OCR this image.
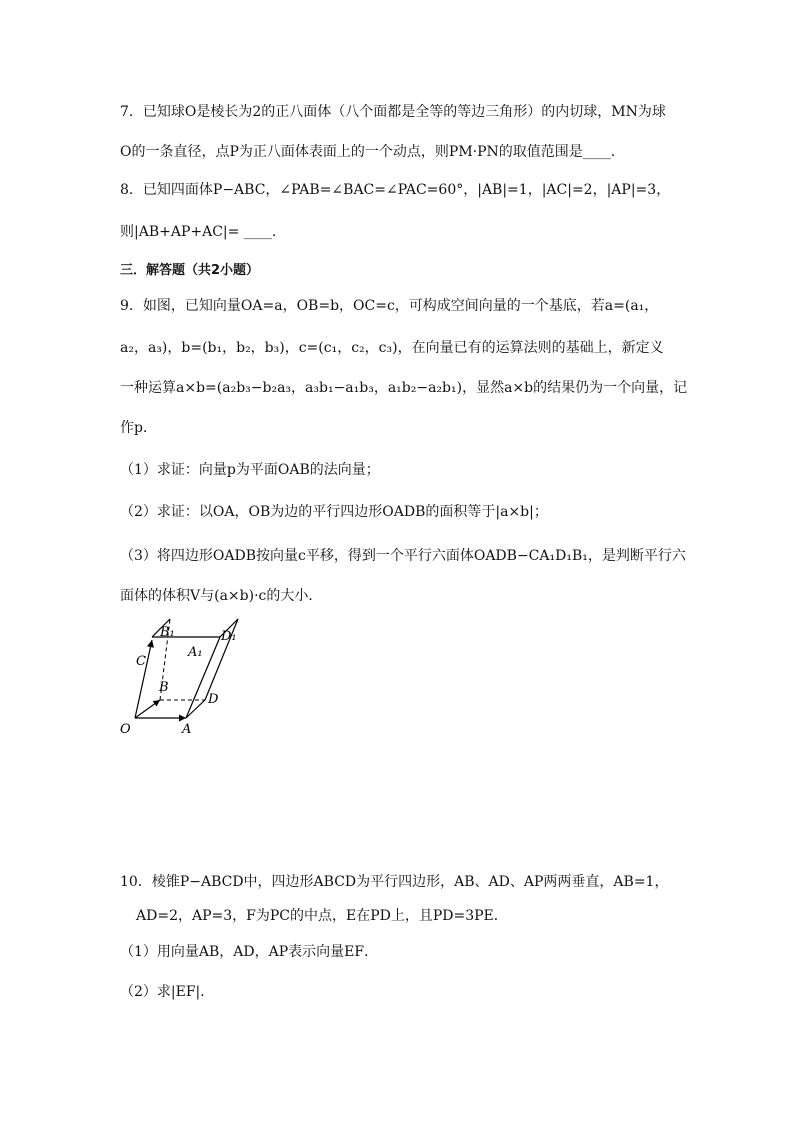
7．已知球O是棱长为2的正八面体（八个面都是全等的等边三角形）的内切球，MN为球
O的一条直径，点P为正八面体表面上的一个动点，则PM·PN的取值范围是____.
8．已知四面体P−ABC，∠PAB=∠BAC=∠PAC=60°，|AB|=1，|AC|=2，|AP|=3，
则|AB+AP+AC|= ____.
三．解答题（共2小题）
9．如图，已知向量OA=a，OB=b，OC=c，可构成空间向量的一个基底，若a=(a₁，
a₂，a₃)，b=(b₁，b₂，b₃)，c=(c₁，c₂，c₃)，在向量已有的运算法则的基础上，新定义
一种运算a×b=(a₂b₃−b₂a₃，a₃b₁−a₁b₃，a₁b₂−a₂b₁)，显然a×b的结果仍为一个向量，记
作p．
（1）求证：向量p为平面OAB的法向量；
（2）求证：以OA，OB为边的平行四边形OADB的面积等于|a×b|；
（3）将四边形OADB按向量c平移，得到一个平行六面体OADB−CA₁D₁B₁，是判断平行六
面体的体积V与(a×b)·c的大小．
O	A
B
C
D
B₁
A₁
D₁
10．棱锥P−ABCD中，四边形ABCD为平行四边形，AB、AD、AP两两垂直，AB=1，
AD=2，AP=3，F为PC的中点，E在PD上，且PD=3PE．
（1）用向量AB，AD，AP表示向量EF．
（2）求|EF|．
--------
== Goal of the exercise ==
Transcribe the records above exactly as they appear, leaving out any pictures.

== Task result ==
OCR this image.
7．已知球O是棱长为2的正八面体（八个面都是全等的等边三角形）的内切球，MN为球
O的一条直径，点P为正八面体表面上的一个动点，则PM·PN的取值范围是____.
8．已知四面体P−ABC，∠PAB=∠BAC=∠PAC=60°，|AB|=1，|AC|=2，|AP|=3，
则|AB+AP+AC|= ____.
三．解答题（共2小题）
9．如图，已知向量OA=a，OB=b，OC=c，可构成空间向量的一个基底，若a=(a₁，
a₂，a₃)，b=(b₁，b₂，b₃)，c=(c₁，c₂，c₃)，在向量已有的运算法则的基础上，新定义
一种运算a×b=(a₂b₃−b₂a₃，a₃b₁−a₁b₃，a₁b₂−a₂b₁)，显然a×b的结果仍为一个向量，记
作p．
（1）求证：向量p为平面OAB的法向量；
（2）求证：以OA，OB为边的平行四边形OADB的面积等于|a×b|；
（3）将四边形OADB按向量c平移，得到一个平行六面体OADB−CA₁D₁B₁，是判断平行六
面体的体积V与(a×b)·c的大小．
O	A
B
C
D
B₁
A₁
D₁
10．棱锥P−ABCD中，四边形ABCD为平行四边形，AB、AD、AP两两垂直，AB=1，
AD=2，AP=3，F为PC的中点，E在PD上，且PD=3PE．
（1）用向量AB，AD，AP表示向量EF．
（2）求|EF|．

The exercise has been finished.